▸ The problem: Look through the lines below and state how many hold the word "данным". Write only the number.

▸ Listing:
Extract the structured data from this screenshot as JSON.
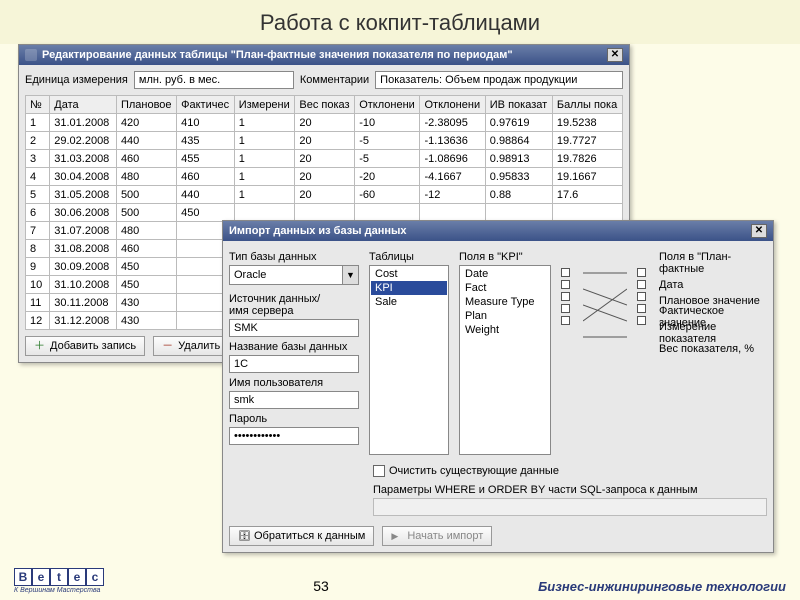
{
  "slide": {
    "title": "Работа с кокпит-таблицами",
    "page_number": "53",
    "footer_company": "Бизнес-инжиниринговые технологии",
    "logo_letters": [
      "B",
      "e",
      "t",
      "e",
      "c"
    ],
    "logo_sub": "К Вершинам Мастерства"
  },
  "win1": {
    "title": "Редактирование данных таблицы  \"План-фактные значения показателя по периодам\"",
    "unit_label": "Единица измерения",
    "unit_value": "млн. руб. в мес.",
    "comment_label": "Комментарии",
    "comment_value": "Показатель: Объем продаж продукции",
    "columns": [
      "№",
      "Дата",
      "Плановое",
      "Фактичес",
      "Измерени",
      "Вес показ",
      "Отклонени",
      "Отклонени",
      "ИВ показат",
      "Баллы пока"
    ],
    "rows": [
      [
        "1",
        "31.01.2008",
        "420",
        "410",
        "1",
        "20",
        "-10",
        "-2.38095",
        "0.97619",
        "19.5238"
      ],
      [
        "2",
        "29.02.2008",
        "440",
        "435",
        "1",
        "20",
        "-5",
        "-1.13636",
        "0.98864",
        "19.7727"
      ],
      [
        "3",
        "31.03.2008",
        "460",
        "455",
        "1",
        "20",
        "-5",
        "-1.08696",
        "0.98913",
        "19.7826"
      ],
      [
        "4",
        "30.04.2008",
        "480",
        "460",
        "1",
        "20",
        "-20",
        "-4.1667",
        "0.95833",
        "19.1667"
      ],
      [
        "5",
        "31.05.2008",
        "500",
        "440",
        "1",
        "20",
        "-60",
        "-12",
        "0.88",
        "17.6"
      ],
      [
        "6",
        "30.06.2008",
        "500",
        "450",
        "",
        "",
        "",
        "",
        "",
        ""
      ],
      [
        "7",
        "31.07.2008",
        "480",
        "",
        "",
        "",
        "",
        "",
        "",
        ""
      ],
      [
        "8",
        "31.08.2008",
        "460",
        "",
        "",
        "",
        "",
        "",
        "",
        ""
      ],
      [
        "9",
        "30.09.2008",
        "450",
        "",
        "",
        "",
        "",
        "",
        "",
        ""
      ],
      [
        "10",
        "31.10.2008",
        "450",
        "",
        "",
        "",
        "",
        "",
        "",
        ""
      ],
      [
        "11",
        "30.11.2008",
        "430",
        "",
        "",
        "",
        "",
        "",
        "",
        ""
      ],
      [
        "12",
        "31.12.2008",
        "430",
        "",
        "",
        "",
        "",
        "",
        "",
        ""
      ]
    ],
    "btn_add": "Добавить запись",
    "btn_del": "Удалить"
  },
  "win2": {
    "title": "Импорт данных из базы данных",
    "db_type_label": "Тип базы данных",
    "db_type_value": "Oracle",
    "source_label_1": "Источник данных/",
    "source_label_2": "имя сервера",
    "source_value": "SMK",
    "db_name_label": "Название базы данных",
    "db_name_value": "1C",
    "user_label": "Имя пользователя",
    "user_value": "smk",
    "password_label": "Пароль",
    "password_value": "••••••••••••",
    "tables_label": "Таблицы",
    "tables": [
      "Cost",
      "KPI",
      "Sale"
    ],
    "tables_selected": "KPI",
    "kpi_fields_label": "Поля в \"KPI\"",
    "kpi_fields": [
      "Date",
      "Fact",
      "Measure Type",
      "Plan",
      "Weight"
    ],
    "plan_fields_label": "Поля в \"План-фактные",
    "plan_fields": [
      "Дата",
      "Плановое значение",
      "Фактическое значение",
      "Измерение показателя",
      "Вес показателя, %"
    ],
    "clear_checkbox": "Очистить существующие данные",
    "where_label": "Параметры WHERE и ORDER BY части SQL-запроса к данным",
    "btn_connect": "Обратиться к данным",
    "btn_import": "Начать импорт"
  }
}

▸ Complete answer: 2